**Source material**
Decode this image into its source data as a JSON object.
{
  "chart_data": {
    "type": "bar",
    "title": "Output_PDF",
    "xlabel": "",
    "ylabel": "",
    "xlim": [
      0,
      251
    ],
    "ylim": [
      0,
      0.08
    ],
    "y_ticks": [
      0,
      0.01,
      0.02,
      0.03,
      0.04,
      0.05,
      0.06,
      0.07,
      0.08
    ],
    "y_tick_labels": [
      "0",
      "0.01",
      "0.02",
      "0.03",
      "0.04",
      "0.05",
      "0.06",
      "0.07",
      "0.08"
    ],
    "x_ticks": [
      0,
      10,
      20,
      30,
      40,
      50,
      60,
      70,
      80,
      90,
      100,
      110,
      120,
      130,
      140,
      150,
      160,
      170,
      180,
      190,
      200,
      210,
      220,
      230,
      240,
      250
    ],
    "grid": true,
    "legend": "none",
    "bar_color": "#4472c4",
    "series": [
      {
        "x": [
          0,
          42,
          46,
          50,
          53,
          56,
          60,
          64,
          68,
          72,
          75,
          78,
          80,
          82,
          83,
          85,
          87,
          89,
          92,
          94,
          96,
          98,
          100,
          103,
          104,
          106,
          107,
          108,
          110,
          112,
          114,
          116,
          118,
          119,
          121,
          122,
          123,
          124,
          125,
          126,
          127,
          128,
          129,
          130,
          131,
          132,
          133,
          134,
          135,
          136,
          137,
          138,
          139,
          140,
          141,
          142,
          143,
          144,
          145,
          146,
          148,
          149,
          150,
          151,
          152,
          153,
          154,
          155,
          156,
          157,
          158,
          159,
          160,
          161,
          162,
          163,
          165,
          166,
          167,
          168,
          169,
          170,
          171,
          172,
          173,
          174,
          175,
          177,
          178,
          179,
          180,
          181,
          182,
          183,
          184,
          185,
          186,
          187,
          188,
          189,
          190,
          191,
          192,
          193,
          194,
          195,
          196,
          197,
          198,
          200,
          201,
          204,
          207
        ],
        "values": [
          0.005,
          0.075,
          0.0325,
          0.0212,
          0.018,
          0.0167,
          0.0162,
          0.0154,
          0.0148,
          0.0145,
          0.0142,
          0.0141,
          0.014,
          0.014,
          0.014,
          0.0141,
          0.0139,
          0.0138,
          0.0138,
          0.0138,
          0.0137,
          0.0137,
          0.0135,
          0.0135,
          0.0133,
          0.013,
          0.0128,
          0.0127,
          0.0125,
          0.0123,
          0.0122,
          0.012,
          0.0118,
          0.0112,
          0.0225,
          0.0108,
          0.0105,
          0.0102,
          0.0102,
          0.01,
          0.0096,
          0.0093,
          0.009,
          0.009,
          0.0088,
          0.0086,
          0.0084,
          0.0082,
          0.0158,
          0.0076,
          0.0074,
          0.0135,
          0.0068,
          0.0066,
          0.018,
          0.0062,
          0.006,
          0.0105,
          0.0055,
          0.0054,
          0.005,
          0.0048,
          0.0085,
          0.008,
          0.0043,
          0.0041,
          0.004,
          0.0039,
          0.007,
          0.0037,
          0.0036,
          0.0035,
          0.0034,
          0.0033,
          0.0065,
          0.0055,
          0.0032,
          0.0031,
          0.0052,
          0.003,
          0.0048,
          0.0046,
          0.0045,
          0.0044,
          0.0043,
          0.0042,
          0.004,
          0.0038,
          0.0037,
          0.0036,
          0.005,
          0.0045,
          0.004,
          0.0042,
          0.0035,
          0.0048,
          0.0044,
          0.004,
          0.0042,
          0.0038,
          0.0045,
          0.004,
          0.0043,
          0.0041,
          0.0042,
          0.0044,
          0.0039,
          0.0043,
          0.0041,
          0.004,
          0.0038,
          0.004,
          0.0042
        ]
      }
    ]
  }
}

**The task**
Every record above should be copied exactly.

**Output**
Decode this image into its source data as a JSON object.
{
  "chart_data": {
    "type": "bar",
    "title": "Output_PDF",
    "xlabel": "",
    "ylabel": "",
    "xlim": [
      0,
      251
    ],
    "ylim": [
      0,
      0.08
    ],
    "y_ticks": [
      0,
      0.01,
      0.02,
      0.03,
      0.04,
      0.05,
      0.06,
      0.07,
      0.08
    ],
    "y_tick_labels": [
      "0",
      "0.01",
      "0.02",
      "0.03",
      "0.04",
      "0.05",
      "0.06",
      "0.07",
      "0.08"
    ],
    "x_ticks": [
      0,
      10,
      20,
      30,
      40,
      50,
      60,
      70,
      80,
      90,
      100,
      110,
      120,
      130,
      140,
      150,
      160,
      170,
      180,
      190,
      200,
      210,
      220,
      230,
      240,
      250
    ],
    "grid": true,
    "legend": "none",
    "bar_color": "#4472c4",
    "series": [
      {
        "x": [
          0,
          42,
          46,
          50,
          53,
          56,
          60,
          64,
          68,
          72,
          75,
          78,
          80,
          82,
          83,
          85,
          87,
          89,
          92,
          94,
          96,
          98,
          100,
          103,
          104,
          106,
          107,
          108,
          110,
          112,
          114,
          116,
          118,
          119,
          121,
          122,
          123,
          124,
          125,
          126,
          127,
          128,
          129,
          130,
          131,
          132,
          133,
          134,
          135,
          136,
          137,
          138,
          139,
          140,
          141,
          142,
          143,
          144,
          145,
          146,
          148,
          149,
          150,
          151,
          152,
          153,
          154,
          155,
          156,
          157,
          158,
          159,
          160,
          161,
          162,
          163,
          165,
          166,
          167,
          168,
          169,
          170,
          171,
          172,
          173,
          174,
          175,
          177,
          178,
          179,
          180,
          181,
          182,
          183,
          184,
          185,
          186,
          187,
          188,
          189,
          190,
          191,
          192,
          193,
          194,
          195,
          196,
          197,
          198,
          200,
          201,
          204,
          207
        ],
        "values": [
          0.005,
          0.075,
          0.0325,
          0.0212,
          0.018,
          0.0167,
          0.0162,
          0.0154,
          0.0148,
          0.0145,
          0.0142,
          0.0141,
          0.014,
          0.014,
          0.014,
          0.0141,
          0.0139,
          0.0138,
          0.0138,
          0.0138,
          0.0137,
          0.0137,
          0.0135,
          0.0135,
          0.0133,
          0.013,
          0.0128,
          0.0127,
          0.0125,
          0.0123,
          0.0122,
          0.012,
          0.0118,
          0.0112,
          0.0225,
          0.0108,
          0.0105,
          0.0102,
          0.0102,
          0.01,
          0.0096,
          0.0093,
          0.009,
          0.009,
          0.0088,
          0.0086,
          0.0084,
          0.0082,
          0.0158,
          0.0076,
          0.0074,
          0.0135,
          0.0068,
          0.0066,
          0.018,
          0.0062,
          0.006,
          0.0105,
          0.0055,
          0.0054,
          0.005,
          0.0048,
          0.0085,
          0.008,
          0.0043,
          0.0041,
          0.004,
          0.0039,
          0.007,
          0.0037,
          0.0036,
          0.0035,
          0.0034,
          0.0033,
          0.0065,
          0.0055,
          0.0032,
          0.0031,
          0.0052,
          0.003,
          0.0048,
          0.0046,
          0.0045,
          0.0044,
          0.0043,
          0.0042,
          0.004,
          0.0038,
          0.0037,
          0.0036,
          0.005,
          0.0045,
          0.004,
          0.0042,
          0.0035,
          0.0048,
          0.0044,
          0.004,
          0.0042,
          0.0038,
          0.0045,
          0.004,
          0.0043,
          0.0041,
          0.0042,
          0.0044,
          0.0039,
          0.0043,
          0.0041,
          0.004,
          0.0038,
          0.004,
          0.0042
        ]
      }
    ]
  }
}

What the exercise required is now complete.